Look through the entries below and report how many lines hold the string "structure". Only the number is wanted.

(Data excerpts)
- - - -

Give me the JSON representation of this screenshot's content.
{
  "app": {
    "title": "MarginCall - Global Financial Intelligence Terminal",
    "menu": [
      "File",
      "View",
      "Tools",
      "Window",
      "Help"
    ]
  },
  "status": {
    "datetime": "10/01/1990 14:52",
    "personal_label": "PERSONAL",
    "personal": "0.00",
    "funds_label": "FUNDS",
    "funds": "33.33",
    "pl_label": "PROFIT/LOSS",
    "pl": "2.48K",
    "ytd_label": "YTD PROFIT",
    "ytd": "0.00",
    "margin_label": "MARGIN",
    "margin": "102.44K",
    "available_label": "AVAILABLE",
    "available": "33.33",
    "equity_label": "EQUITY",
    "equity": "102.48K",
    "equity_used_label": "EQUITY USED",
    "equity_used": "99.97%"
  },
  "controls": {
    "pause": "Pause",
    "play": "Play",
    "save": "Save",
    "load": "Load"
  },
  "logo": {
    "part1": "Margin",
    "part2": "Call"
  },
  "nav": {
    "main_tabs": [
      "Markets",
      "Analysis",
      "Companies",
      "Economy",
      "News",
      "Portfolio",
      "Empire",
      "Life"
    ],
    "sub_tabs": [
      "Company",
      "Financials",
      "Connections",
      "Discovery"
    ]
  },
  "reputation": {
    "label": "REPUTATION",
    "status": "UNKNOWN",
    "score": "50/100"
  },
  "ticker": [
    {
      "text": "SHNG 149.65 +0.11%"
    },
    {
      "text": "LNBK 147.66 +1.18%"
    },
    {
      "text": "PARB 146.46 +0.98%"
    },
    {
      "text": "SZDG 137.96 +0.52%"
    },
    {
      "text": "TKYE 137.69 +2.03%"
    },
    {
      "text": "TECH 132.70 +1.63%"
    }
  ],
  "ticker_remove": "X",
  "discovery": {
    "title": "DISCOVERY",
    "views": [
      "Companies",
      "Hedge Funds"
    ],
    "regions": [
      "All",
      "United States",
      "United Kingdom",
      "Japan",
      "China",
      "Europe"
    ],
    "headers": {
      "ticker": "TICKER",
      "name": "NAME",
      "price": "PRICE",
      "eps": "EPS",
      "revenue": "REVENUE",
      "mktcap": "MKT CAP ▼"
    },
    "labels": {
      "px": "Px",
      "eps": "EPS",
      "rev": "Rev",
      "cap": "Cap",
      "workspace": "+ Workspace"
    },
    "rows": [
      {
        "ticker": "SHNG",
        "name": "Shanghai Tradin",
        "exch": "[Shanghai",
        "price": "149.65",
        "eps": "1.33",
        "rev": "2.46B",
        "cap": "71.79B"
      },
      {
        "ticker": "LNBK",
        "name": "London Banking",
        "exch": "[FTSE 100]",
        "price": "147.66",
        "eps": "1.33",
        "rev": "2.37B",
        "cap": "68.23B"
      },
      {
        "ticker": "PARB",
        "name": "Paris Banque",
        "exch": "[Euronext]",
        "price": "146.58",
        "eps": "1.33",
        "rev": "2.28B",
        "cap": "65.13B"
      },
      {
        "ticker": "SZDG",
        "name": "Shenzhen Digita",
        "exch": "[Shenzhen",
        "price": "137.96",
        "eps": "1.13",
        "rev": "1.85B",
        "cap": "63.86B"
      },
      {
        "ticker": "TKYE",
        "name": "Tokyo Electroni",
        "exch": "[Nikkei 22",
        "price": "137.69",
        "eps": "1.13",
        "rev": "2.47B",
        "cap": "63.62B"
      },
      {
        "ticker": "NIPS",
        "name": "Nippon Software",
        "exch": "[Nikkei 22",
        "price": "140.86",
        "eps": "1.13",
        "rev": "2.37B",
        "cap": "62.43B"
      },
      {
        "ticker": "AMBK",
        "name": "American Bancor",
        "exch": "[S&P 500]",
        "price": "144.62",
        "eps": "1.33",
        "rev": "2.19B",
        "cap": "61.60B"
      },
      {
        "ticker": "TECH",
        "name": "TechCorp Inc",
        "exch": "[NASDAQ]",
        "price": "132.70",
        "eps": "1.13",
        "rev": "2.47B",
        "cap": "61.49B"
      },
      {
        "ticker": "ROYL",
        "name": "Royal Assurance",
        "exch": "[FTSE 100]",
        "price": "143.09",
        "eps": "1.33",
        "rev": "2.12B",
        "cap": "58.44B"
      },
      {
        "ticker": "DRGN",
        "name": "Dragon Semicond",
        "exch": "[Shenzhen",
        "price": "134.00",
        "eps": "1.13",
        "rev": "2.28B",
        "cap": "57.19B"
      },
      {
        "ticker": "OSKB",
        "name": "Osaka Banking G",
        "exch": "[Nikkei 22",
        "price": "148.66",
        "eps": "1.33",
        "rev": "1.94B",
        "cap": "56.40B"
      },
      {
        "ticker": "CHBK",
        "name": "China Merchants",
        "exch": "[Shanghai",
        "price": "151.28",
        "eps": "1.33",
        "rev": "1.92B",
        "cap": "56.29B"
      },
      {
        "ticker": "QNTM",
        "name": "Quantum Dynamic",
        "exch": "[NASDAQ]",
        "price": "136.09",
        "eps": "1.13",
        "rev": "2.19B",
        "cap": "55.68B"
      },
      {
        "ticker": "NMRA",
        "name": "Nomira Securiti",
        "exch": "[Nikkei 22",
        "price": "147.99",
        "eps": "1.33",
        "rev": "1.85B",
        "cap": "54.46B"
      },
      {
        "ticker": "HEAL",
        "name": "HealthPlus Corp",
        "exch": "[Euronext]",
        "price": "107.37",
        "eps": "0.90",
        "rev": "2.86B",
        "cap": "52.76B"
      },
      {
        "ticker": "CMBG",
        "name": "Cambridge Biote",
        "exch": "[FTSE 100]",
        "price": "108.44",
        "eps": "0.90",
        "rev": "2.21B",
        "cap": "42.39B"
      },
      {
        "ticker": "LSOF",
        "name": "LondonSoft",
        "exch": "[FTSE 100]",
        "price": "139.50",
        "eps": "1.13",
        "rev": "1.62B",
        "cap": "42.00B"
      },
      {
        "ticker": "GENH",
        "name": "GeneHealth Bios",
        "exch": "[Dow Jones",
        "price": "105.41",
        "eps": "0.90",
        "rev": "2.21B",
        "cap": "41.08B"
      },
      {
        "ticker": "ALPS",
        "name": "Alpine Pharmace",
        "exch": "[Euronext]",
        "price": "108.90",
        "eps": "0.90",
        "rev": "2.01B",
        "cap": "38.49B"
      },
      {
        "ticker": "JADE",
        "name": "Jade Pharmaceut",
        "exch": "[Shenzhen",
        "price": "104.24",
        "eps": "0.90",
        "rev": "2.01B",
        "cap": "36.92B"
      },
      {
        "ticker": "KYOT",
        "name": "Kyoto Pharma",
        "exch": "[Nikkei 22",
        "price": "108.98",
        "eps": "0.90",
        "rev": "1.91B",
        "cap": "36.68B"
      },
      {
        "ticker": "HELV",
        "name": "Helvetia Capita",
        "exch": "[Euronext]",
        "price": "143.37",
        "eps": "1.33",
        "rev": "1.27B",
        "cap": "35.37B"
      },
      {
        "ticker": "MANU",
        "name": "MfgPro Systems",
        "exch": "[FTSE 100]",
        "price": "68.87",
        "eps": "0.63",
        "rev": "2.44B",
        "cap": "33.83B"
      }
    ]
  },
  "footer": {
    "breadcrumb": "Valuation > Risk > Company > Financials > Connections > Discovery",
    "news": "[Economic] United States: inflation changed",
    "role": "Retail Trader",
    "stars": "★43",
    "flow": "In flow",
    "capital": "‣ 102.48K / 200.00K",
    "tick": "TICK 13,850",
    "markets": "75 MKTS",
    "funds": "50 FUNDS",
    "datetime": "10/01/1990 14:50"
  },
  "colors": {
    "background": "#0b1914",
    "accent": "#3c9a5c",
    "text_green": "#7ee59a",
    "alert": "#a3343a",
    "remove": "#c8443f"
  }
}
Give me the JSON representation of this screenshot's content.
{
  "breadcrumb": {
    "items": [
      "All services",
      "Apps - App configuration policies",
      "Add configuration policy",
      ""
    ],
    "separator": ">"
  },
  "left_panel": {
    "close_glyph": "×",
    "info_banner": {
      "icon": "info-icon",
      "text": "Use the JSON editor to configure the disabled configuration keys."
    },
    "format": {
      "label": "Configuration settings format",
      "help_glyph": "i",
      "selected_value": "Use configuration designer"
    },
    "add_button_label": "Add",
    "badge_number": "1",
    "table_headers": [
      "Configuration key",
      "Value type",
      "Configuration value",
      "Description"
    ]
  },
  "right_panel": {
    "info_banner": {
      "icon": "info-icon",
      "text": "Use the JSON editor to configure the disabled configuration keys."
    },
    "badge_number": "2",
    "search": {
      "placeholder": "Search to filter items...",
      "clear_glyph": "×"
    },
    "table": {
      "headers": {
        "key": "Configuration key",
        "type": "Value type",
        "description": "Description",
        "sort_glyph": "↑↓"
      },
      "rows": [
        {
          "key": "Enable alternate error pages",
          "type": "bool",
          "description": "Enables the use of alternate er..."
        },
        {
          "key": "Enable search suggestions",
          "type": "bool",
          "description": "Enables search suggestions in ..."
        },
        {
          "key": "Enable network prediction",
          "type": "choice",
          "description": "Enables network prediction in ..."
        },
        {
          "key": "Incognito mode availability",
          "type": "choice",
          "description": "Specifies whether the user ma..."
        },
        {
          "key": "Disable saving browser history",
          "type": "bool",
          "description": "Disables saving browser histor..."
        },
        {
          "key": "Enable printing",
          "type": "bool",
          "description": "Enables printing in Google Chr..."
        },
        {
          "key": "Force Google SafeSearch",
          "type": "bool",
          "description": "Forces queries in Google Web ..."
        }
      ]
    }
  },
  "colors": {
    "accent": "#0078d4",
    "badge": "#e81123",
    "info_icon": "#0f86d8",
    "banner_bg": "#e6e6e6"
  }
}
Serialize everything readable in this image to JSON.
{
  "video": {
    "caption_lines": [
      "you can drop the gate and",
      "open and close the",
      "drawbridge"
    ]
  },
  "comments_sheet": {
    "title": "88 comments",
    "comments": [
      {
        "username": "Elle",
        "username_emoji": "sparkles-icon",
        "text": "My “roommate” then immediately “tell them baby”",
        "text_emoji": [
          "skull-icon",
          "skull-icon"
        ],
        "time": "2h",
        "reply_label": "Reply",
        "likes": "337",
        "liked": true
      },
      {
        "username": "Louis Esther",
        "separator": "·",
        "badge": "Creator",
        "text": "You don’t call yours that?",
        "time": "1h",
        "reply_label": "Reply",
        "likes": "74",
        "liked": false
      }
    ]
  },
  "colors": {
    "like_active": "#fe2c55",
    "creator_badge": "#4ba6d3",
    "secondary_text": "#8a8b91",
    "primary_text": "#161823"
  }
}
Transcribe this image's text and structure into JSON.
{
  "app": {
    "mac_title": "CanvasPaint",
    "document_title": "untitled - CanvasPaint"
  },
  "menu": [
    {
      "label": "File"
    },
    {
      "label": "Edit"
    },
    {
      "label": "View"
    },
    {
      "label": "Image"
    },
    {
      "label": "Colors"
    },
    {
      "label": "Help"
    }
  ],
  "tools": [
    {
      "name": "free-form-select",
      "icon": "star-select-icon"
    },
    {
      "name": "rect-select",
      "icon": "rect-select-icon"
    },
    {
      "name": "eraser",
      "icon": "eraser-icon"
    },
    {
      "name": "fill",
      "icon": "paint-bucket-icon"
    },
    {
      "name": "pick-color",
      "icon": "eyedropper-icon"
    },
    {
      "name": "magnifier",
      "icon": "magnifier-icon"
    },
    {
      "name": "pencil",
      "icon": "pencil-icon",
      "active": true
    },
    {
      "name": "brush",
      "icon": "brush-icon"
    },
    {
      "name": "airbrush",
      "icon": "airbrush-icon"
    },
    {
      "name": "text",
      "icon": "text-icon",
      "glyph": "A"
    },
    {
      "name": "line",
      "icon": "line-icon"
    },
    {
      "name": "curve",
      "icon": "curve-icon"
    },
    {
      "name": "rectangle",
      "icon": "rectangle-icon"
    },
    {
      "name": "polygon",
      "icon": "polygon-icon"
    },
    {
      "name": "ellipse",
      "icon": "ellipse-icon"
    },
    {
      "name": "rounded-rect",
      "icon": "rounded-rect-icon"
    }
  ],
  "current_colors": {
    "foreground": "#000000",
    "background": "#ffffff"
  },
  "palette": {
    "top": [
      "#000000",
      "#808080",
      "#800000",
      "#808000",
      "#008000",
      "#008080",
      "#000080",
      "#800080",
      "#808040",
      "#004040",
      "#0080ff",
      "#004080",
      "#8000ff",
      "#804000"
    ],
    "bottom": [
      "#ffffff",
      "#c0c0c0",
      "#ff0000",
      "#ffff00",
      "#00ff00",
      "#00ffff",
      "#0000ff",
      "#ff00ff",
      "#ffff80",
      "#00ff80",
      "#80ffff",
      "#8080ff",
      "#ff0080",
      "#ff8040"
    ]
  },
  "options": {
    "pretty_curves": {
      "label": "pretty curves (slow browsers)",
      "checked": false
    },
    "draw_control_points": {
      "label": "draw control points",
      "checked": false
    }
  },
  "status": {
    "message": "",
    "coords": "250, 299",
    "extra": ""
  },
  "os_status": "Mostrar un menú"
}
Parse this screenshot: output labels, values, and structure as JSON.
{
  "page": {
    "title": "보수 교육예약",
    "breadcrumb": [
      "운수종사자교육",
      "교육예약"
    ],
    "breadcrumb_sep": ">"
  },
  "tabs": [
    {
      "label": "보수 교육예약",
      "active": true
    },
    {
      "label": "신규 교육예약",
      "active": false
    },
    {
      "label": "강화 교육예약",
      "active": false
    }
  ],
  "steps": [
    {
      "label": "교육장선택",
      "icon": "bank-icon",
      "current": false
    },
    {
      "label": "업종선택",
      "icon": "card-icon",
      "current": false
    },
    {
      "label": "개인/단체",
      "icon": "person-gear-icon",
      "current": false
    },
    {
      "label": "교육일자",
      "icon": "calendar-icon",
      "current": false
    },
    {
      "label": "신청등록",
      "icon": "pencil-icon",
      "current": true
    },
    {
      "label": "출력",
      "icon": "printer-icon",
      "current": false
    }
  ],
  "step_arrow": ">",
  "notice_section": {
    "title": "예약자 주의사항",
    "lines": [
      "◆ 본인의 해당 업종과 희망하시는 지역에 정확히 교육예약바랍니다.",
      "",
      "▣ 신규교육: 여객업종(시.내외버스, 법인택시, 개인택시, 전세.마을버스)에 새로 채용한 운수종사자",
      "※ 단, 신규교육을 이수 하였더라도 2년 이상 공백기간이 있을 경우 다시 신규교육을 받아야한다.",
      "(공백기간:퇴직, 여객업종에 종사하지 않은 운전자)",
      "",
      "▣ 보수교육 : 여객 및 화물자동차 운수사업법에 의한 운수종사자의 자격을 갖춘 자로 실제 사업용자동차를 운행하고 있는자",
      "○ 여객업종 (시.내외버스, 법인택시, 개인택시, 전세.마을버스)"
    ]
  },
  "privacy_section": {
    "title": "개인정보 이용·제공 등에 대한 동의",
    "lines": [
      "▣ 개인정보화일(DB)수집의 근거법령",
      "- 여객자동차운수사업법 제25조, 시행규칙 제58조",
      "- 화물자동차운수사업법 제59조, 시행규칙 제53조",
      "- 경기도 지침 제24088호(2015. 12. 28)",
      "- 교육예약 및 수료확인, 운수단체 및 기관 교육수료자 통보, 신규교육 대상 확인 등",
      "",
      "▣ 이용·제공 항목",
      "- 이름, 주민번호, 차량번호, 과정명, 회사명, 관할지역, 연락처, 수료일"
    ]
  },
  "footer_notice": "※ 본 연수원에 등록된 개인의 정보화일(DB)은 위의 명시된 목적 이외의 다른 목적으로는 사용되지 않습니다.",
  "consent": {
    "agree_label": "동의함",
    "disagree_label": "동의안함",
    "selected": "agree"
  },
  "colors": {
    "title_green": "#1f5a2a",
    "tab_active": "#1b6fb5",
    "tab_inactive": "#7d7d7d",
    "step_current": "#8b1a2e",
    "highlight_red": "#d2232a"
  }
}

- - - -

*Result below*: 2